=== Dataset ===
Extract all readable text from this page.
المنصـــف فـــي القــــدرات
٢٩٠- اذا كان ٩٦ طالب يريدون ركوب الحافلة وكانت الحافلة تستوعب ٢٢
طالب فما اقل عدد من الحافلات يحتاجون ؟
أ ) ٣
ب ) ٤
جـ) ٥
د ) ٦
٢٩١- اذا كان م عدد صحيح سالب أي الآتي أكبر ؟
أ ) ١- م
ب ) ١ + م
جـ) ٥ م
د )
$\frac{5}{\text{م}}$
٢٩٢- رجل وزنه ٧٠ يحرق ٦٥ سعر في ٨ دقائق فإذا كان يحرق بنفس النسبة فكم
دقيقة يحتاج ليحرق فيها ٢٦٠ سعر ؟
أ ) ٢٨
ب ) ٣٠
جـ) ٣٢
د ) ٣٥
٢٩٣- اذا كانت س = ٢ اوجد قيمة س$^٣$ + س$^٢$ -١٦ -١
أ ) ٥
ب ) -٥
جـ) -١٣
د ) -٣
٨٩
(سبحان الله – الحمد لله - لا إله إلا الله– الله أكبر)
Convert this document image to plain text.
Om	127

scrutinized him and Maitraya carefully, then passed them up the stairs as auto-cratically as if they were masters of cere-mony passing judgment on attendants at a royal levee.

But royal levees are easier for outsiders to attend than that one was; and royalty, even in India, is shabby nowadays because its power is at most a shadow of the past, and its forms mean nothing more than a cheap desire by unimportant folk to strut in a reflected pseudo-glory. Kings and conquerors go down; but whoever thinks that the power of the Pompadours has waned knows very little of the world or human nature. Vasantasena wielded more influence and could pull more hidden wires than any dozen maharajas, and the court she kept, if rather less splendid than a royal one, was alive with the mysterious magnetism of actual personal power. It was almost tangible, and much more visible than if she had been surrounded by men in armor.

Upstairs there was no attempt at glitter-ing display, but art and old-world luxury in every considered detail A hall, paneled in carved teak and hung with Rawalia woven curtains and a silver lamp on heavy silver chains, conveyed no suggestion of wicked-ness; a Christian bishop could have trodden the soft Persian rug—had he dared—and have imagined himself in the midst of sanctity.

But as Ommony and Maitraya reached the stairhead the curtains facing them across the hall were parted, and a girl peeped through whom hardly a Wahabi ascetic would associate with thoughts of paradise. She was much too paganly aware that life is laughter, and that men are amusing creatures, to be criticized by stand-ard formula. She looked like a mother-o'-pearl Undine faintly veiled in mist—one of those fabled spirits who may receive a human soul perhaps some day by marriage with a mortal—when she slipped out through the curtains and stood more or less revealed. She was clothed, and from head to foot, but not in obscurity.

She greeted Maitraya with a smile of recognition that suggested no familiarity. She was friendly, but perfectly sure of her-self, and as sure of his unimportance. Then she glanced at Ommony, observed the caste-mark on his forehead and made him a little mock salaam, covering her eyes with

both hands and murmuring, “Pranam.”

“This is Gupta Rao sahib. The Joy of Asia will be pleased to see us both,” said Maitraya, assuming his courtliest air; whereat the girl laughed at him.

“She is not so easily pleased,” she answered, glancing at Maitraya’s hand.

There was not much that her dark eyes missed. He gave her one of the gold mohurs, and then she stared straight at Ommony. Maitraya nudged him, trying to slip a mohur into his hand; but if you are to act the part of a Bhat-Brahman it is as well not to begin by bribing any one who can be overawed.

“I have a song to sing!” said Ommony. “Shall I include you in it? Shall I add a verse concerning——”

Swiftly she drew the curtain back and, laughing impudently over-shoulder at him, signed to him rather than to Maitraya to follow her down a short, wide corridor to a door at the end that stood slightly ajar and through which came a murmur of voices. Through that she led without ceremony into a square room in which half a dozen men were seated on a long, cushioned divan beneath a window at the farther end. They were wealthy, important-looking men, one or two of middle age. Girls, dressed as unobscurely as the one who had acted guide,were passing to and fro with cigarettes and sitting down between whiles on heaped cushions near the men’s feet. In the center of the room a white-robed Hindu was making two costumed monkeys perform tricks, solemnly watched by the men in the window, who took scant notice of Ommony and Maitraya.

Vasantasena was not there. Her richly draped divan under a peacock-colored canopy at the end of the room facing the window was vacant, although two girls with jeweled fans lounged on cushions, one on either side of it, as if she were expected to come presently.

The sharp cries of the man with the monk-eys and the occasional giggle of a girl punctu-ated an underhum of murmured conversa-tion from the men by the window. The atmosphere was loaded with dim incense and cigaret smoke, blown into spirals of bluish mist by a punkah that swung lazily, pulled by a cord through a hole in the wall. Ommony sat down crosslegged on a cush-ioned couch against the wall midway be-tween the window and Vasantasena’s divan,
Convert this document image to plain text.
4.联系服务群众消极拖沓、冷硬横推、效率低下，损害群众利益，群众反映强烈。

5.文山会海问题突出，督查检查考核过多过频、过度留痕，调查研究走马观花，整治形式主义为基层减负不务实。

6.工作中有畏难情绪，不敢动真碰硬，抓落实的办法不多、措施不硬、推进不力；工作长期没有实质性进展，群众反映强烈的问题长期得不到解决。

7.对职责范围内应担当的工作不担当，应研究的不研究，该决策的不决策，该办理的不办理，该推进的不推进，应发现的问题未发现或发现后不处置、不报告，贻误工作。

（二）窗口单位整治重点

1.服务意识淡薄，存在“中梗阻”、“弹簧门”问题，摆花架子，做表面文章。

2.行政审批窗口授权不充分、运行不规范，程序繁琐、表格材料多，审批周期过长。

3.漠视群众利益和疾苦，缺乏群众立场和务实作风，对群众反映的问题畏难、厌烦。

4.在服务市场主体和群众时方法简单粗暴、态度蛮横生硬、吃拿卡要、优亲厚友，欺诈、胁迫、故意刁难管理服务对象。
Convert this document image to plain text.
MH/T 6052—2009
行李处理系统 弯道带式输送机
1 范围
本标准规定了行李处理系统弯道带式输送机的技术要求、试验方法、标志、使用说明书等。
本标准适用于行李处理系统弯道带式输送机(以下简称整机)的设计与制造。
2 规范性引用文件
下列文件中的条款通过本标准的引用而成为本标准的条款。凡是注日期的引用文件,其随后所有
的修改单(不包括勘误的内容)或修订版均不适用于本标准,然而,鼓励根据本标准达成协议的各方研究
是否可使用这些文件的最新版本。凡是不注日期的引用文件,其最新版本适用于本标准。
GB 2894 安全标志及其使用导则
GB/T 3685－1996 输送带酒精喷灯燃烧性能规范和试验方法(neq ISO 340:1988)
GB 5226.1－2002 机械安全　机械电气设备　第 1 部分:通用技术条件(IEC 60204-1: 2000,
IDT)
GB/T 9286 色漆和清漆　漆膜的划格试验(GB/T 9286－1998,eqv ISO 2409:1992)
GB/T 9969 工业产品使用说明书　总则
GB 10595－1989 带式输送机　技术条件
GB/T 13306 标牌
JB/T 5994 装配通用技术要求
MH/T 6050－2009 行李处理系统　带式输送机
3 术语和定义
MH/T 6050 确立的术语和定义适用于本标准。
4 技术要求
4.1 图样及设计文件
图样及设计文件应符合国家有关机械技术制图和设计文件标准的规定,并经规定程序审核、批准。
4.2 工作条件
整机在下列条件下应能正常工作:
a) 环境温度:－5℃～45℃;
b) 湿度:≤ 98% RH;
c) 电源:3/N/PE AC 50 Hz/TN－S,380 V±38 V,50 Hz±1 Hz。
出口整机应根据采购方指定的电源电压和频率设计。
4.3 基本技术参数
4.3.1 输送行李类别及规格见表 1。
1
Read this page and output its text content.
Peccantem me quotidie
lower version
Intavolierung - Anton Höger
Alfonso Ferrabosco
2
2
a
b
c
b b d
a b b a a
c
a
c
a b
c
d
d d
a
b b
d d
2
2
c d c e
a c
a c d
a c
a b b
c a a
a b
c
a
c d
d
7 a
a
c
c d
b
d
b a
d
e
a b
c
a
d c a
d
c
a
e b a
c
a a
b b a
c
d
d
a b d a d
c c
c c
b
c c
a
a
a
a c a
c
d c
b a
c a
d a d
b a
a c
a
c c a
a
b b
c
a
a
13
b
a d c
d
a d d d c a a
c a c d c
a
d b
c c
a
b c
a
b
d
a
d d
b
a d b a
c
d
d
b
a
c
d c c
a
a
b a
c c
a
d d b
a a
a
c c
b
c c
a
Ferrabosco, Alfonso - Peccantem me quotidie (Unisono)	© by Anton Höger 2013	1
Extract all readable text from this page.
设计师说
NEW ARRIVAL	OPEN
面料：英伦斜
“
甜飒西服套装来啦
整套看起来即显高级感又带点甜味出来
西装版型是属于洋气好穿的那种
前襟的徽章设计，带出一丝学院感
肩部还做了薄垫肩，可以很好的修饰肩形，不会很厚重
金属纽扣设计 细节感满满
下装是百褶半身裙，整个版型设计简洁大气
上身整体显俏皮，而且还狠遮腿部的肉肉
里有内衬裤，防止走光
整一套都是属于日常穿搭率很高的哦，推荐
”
===
= Goal =
Note how many lines of the material contain the string "pleased". Then report that number by itself.

= Answer to the problem =
2